Copy, from the entries below, each line where the word "high" can be found.

_ _ _ _ _ _ _

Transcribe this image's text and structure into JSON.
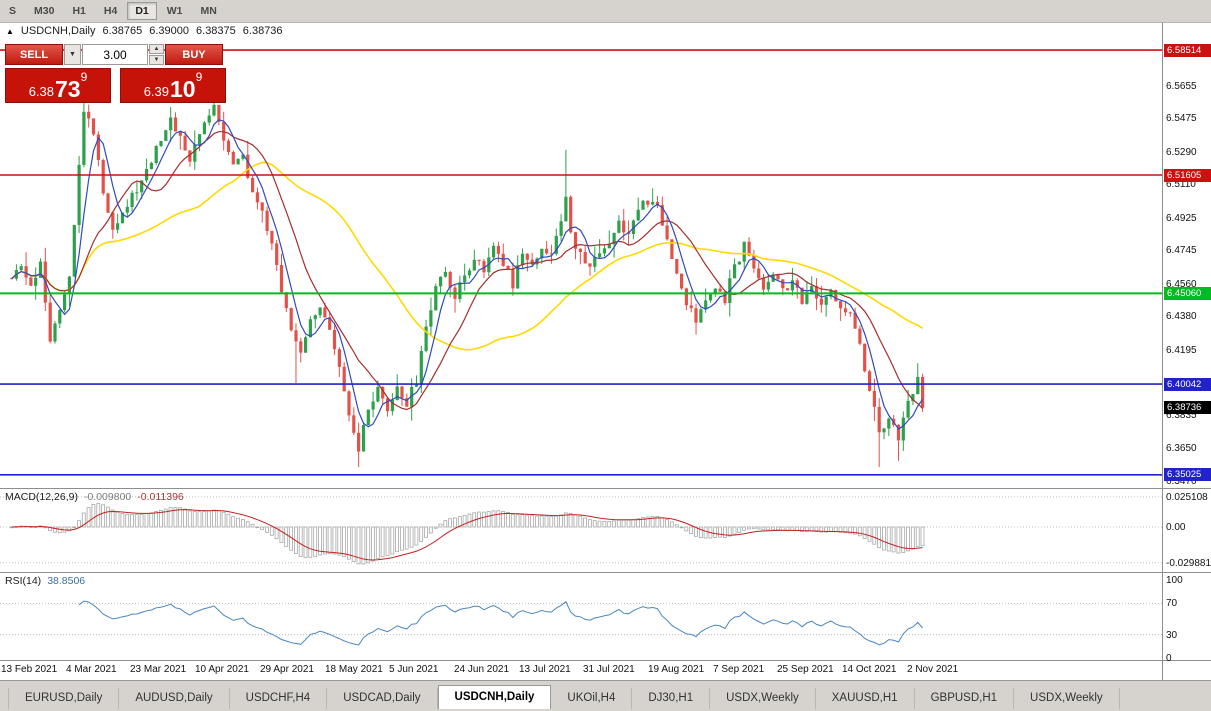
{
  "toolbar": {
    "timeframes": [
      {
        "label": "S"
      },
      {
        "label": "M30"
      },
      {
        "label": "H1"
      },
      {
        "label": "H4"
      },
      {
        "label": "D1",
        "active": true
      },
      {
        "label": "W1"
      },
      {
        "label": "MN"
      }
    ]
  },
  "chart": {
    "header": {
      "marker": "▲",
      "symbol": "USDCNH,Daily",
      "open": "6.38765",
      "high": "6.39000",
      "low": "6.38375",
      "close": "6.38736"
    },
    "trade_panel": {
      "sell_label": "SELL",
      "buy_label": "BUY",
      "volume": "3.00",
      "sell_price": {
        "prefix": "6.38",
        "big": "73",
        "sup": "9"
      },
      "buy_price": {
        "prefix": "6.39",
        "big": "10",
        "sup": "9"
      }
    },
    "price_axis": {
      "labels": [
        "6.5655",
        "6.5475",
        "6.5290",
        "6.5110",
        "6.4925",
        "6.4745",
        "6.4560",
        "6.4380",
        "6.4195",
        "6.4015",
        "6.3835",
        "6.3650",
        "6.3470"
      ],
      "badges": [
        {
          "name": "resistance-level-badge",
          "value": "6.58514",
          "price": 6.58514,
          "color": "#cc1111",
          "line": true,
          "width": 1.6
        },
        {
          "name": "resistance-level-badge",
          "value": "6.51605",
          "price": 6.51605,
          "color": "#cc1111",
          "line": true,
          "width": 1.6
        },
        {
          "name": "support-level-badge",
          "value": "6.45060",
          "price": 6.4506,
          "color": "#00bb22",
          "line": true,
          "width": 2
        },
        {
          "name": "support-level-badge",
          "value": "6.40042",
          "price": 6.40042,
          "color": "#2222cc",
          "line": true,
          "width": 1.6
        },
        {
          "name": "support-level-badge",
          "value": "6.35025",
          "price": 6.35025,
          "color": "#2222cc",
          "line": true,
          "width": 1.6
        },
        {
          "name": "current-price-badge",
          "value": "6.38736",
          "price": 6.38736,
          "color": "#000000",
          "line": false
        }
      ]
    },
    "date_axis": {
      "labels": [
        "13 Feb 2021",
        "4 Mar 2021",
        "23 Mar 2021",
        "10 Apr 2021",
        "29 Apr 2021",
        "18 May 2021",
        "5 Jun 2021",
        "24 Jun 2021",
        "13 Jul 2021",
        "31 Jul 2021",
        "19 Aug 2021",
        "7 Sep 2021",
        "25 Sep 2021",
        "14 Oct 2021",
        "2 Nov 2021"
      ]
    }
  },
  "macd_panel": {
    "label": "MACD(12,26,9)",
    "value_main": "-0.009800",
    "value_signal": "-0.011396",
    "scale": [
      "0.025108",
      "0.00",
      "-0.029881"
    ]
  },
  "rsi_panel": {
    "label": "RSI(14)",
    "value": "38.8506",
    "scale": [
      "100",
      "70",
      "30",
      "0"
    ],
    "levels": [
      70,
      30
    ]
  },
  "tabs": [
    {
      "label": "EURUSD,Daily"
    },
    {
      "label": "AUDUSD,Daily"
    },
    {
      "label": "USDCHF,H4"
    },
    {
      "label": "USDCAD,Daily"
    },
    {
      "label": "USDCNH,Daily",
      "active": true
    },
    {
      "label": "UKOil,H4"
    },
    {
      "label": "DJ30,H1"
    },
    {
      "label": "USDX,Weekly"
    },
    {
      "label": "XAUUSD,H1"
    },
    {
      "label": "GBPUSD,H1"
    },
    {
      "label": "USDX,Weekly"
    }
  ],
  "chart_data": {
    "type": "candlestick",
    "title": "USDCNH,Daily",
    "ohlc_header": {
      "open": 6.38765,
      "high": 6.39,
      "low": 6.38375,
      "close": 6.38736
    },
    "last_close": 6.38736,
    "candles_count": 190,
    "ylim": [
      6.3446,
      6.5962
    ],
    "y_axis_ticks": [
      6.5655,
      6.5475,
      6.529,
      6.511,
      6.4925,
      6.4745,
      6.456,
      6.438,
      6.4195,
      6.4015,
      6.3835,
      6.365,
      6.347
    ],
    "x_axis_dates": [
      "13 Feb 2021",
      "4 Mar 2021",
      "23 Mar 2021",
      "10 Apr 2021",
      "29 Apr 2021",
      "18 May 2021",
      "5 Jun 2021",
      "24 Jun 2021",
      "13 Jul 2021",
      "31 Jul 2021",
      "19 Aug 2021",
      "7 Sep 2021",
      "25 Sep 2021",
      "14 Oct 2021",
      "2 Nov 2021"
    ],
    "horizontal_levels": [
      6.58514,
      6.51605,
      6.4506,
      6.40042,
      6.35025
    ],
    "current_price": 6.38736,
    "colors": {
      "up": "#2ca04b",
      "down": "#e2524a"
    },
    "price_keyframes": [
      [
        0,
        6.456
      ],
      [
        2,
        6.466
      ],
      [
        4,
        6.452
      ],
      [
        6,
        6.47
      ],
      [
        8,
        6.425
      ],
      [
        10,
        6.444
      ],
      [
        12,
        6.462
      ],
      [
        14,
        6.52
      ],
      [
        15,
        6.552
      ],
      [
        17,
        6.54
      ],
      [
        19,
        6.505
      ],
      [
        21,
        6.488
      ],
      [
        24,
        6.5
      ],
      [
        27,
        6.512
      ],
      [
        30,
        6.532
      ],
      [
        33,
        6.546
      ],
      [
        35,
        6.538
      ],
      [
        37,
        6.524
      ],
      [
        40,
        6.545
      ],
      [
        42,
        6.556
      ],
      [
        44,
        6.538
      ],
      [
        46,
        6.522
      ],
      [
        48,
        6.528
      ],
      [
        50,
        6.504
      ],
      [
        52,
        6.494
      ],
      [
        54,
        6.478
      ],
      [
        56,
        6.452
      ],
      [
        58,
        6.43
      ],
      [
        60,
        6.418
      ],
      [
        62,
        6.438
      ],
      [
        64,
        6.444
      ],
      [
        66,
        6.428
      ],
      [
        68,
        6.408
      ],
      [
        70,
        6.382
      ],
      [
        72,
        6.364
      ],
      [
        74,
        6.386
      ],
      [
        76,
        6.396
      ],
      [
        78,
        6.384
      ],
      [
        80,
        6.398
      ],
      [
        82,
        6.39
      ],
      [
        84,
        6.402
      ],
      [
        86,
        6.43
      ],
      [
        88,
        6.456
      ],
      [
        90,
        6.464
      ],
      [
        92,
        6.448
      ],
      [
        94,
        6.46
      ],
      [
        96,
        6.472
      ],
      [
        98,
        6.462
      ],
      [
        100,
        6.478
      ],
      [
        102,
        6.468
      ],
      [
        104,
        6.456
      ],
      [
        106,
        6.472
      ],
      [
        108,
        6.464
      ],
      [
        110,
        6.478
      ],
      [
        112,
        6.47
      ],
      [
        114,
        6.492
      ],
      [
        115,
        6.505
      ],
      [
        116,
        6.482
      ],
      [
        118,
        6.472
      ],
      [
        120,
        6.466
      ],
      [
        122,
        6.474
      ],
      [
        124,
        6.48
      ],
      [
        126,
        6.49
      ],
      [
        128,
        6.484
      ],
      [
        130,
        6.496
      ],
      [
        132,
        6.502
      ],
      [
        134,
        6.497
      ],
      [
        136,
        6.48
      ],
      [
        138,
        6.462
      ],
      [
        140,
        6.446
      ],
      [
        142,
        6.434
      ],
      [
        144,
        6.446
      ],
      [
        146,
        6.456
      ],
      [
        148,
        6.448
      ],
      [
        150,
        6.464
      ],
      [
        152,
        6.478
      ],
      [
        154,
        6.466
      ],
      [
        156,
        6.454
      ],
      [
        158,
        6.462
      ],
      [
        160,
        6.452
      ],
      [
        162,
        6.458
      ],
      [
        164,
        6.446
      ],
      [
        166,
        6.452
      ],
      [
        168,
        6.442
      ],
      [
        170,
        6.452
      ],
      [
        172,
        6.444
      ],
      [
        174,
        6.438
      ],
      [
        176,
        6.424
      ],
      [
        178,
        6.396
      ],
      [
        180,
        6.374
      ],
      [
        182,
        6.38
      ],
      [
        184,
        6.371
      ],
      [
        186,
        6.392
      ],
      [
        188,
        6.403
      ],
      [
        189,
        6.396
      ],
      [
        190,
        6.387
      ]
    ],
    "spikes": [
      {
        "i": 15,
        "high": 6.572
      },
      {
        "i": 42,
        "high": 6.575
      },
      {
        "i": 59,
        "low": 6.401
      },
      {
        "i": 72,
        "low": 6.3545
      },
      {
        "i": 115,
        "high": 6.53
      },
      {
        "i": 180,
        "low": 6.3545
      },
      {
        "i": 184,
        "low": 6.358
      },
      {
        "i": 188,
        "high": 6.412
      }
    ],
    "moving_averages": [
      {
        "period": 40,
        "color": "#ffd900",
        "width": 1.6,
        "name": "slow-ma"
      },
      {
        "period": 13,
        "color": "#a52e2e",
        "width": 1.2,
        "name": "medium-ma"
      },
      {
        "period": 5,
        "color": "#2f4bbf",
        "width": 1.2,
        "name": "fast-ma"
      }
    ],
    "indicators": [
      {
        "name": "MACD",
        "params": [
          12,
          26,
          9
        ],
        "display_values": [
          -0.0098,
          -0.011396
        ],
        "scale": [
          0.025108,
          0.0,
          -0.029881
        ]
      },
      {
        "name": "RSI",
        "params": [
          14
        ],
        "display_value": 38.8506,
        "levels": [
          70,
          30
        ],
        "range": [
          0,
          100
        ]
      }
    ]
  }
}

_ _ _ _ _ _ _

● Task answer:
      "high": "6.39000",
      "high": 6.39,
        "high": 6.572
        "high": 6.575
        "high": 6.53
        "high": 6.412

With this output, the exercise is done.